* What the exercise asks:
Put the records from the start through the line containing "sketch2-f1-label: F1 xyxy=(152,585,164,595)" into a JSON list of strings, one string per line, leaving out any blank lines.

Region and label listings

_ _ _ _

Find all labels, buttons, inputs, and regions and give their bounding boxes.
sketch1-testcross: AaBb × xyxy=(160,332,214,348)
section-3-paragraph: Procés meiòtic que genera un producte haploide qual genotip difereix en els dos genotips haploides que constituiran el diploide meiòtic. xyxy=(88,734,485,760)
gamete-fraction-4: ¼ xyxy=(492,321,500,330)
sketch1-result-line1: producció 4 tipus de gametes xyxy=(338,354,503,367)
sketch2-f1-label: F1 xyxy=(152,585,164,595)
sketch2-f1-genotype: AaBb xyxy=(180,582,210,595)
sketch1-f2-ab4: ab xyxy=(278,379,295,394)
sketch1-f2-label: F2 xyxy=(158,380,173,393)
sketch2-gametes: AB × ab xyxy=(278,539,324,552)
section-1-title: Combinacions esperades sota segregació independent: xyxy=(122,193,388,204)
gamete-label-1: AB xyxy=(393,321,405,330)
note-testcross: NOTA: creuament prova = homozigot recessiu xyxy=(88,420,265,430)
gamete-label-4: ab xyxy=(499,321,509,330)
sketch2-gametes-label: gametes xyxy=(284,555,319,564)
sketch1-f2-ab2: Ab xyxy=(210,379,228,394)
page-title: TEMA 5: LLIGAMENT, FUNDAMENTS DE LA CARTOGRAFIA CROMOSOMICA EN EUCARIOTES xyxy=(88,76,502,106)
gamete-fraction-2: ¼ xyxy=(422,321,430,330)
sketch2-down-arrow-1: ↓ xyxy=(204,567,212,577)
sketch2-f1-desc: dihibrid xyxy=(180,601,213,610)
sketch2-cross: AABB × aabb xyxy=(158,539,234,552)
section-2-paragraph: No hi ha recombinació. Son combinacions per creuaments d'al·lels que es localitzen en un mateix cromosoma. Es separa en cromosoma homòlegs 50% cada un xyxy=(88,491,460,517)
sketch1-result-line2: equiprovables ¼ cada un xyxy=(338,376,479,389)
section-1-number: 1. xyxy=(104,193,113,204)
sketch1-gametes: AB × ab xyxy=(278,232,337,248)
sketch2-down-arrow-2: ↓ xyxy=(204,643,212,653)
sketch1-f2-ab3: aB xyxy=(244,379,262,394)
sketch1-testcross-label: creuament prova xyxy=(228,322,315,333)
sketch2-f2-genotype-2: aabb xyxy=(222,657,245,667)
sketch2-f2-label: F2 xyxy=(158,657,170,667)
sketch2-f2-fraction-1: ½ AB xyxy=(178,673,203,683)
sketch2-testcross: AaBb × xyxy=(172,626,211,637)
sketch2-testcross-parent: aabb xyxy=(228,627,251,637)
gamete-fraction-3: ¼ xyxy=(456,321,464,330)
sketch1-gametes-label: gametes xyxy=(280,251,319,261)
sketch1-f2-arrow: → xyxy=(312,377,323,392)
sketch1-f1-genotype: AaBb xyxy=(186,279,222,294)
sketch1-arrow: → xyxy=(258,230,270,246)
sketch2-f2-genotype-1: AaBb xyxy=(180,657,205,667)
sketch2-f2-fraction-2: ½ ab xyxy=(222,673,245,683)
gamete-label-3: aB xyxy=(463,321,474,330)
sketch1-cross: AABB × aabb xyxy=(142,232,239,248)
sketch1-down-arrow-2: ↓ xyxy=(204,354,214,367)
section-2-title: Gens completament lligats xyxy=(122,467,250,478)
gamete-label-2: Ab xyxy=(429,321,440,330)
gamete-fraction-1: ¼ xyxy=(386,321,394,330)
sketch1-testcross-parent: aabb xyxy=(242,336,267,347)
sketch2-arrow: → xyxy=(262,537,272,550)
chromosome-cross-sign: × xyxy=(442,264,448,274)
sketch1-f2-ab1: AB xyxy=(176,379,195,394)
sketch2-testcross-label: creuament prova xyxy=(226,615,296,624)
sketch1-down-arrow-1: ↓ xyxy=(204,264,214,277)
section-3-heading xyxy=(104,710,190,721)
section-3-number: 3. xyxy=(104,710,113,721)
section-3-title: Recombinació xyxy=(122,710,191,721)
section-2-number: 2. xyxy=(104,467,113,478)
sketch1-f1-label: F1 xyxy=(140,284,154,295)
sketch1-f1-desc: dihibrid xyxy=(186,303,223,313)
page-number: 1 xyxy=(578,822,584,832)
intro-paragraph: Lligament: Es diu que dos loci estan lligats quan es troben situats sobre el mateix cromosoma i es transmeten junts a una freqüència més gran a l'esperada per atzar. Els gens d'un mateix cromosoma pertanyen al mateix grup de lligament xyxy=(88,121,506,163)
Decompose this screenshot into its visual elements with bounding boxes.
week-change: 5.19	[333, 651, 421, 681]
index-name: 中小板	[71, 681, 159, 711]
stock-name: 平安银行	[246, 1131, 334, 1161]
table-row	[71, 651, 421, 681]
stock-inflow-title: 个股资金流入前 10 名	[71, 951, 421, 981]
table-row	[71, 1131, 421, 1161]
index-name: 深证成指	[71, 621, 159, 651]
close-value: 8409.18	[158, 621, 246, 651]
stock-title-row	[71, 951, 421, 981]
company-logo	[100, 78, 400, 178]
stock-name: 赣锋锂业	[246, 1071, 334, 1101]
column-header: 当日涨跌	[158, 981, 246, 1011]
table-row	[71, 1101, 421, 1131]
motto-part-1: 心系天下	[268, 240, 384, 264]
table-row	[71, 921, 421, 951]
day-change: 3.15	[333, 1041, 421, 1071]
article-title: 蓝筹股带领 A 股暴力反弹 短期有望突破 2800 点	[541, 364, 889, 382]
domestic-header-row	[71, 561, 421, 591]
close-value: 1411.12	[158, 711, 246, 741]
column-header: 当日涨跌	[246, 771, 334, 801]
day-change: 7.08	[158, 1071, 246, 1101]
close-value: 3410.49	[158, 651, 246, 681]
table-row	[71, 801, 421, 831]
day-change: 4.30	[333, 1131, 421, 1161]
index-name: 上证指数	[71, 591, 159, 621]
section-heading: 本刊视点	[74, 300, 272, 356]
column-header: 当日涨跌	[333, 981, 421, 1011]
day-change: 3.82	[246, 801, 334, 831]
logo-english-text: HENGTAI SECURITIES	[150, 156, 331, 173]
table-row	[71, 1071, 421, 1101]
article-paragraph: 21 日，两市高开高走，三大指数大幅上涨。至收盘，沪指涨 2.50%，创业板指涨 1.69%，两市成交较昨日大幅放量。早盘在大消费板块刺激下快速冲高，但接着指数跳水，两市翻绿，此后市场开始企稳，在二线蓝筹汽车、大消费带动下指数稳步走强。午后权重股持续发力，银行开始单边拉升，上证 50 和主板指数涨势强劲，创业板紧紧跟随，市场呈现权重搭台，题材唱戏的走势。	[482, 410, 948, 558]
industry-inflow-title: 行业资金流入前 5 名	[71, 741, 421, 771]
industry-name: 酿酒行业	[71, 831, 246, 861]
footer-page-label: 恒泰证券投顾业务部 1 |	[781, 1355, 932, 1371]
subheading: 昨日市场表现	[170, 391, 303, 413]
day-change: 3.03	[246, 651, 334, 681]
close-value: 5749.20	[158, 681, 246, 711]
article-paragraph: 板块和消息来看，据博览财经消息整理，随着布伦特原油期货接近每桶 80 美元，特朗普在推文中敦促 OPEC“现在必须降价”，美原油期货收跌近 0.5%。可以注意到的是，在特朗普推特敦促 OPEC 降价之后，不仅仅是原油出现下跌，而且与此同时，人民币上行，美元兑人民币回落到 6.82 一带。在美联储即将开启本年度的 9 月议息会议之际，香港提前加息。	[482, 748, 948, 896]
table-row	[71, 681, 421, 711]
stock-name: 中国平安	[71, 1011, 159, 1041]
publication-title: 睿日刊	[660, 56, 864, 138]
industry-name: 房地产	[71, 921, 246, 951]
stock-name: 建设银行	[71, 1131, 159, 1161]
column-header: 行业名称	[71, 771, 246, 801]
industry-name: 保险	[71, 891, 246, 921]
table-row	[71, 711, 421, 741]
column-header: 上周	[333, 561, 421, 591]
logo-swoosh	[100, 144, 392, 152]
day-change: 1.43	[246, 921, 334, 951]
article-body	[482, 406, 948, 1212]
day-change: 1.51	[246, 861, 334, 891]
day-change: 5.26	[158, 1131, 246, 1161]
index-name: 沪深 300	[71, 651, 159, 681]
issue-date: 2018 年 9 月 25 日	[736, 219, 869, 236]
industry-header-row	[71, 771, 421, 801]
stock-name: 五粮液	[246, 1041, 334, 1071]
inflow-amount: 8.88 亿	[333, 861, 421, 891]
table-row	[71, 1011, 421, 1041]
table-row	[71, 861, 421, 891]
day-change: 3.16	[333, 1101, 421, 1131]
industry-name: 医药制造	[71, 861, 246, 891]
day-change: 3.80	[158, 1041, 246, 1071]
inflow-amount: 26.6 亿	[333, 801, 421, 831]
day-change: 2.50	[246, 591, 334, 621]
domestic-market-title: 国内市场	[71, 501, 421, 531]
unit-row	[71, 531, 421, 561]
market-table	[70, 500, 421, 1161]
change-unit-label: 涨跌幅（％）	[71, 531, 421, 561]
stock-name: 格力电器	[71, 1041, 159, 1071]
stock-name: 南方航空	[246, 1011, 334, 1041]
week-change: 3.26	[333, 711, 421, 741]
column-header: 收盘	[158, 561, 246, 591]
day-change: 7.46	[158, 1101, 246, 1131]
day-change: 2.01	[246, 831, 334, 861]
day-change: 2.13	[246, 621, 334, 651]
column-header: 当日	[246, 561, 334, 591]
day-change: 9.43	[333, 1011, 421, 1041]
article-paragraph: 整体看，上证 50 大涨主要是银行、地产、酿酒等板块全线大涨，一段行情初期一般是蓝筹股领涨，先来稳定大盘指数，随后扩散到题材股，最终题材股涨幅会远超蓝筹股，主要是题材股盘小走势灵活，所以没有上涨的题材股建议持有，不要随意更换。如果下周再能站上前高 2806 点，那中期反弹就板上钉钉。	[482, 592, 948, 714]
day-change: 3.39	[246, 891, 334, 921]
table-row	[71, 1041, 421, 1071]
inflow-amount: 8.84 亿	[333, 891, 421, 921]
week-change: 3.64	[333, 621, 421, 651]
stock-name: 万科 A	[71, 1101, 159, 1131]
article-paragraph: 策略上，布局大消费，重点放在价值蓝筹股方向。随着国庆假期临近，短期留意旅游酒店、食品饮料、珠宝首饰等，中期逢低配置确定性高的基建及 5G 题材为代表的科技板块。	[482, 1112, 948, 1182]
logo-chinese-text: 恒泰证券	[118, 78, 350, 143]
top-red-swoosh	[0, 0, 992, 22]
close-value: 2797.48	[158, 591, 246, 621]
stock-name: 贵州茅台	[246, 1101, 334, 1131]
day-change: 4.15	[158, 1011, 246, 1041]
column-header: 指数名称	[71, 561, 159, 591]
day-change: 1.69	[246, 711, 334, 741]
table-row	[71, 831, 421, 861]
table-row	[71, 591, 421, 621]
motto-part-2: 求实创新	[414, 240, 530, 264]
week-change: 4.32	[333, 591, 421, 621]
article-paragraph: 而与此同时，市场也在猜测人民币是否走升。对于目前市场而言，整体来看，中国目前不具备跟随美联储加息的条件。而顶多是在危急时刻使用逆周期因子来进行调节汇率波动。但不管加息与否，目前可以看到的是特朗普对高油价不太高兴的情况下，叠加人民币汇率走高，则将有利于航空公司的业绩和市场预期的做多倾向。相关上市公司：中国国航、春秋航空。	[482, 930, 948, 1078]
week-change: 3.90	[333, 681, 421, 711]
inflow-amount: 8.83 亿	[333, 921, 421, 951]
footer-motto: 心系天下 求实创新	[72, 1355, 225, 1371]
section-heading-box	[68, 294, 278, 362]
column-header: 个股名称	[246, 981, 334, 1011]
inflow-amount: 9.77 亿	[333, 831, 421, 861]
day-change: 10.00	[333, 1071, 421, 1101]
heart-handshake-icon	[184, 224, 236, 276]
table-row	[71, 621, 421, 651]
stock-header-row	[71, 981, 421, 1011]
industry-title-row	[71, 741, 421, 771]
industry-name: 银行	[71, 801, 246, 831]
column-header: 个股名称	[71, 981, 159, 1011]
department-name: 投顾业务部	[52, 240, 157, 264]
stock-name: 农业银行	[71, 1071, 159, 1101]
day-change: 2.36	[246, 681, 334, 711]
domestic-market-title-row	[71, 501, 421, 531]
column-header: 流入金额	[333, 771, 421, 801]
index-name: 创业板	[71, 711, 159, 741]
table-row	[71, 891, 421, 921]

_ _ _ _

* Written response:
[
  "Find all labels, buttons, inputs, and regions and give their bounding boxes.",
  "sketch1-testcross: AaBb × xyxy=(160,332,214,348)",
  "section-3-paragraph: Procés meiòtic que genera un producte haploide qual genotip difereix en els dos genotips haploides que constituiran el diploide meiòtic. xyxy=(88,734,485,760)",
  "gamete-fraction-4: ¼ xyxy=(492,321,500,330)",
  "sketch1-result-line1: producció 4 tipus de gametes xyxy=(338,354,503,367)",
  "sketch2-f1-label: F1 xyxy=(152,585,164,595)"
]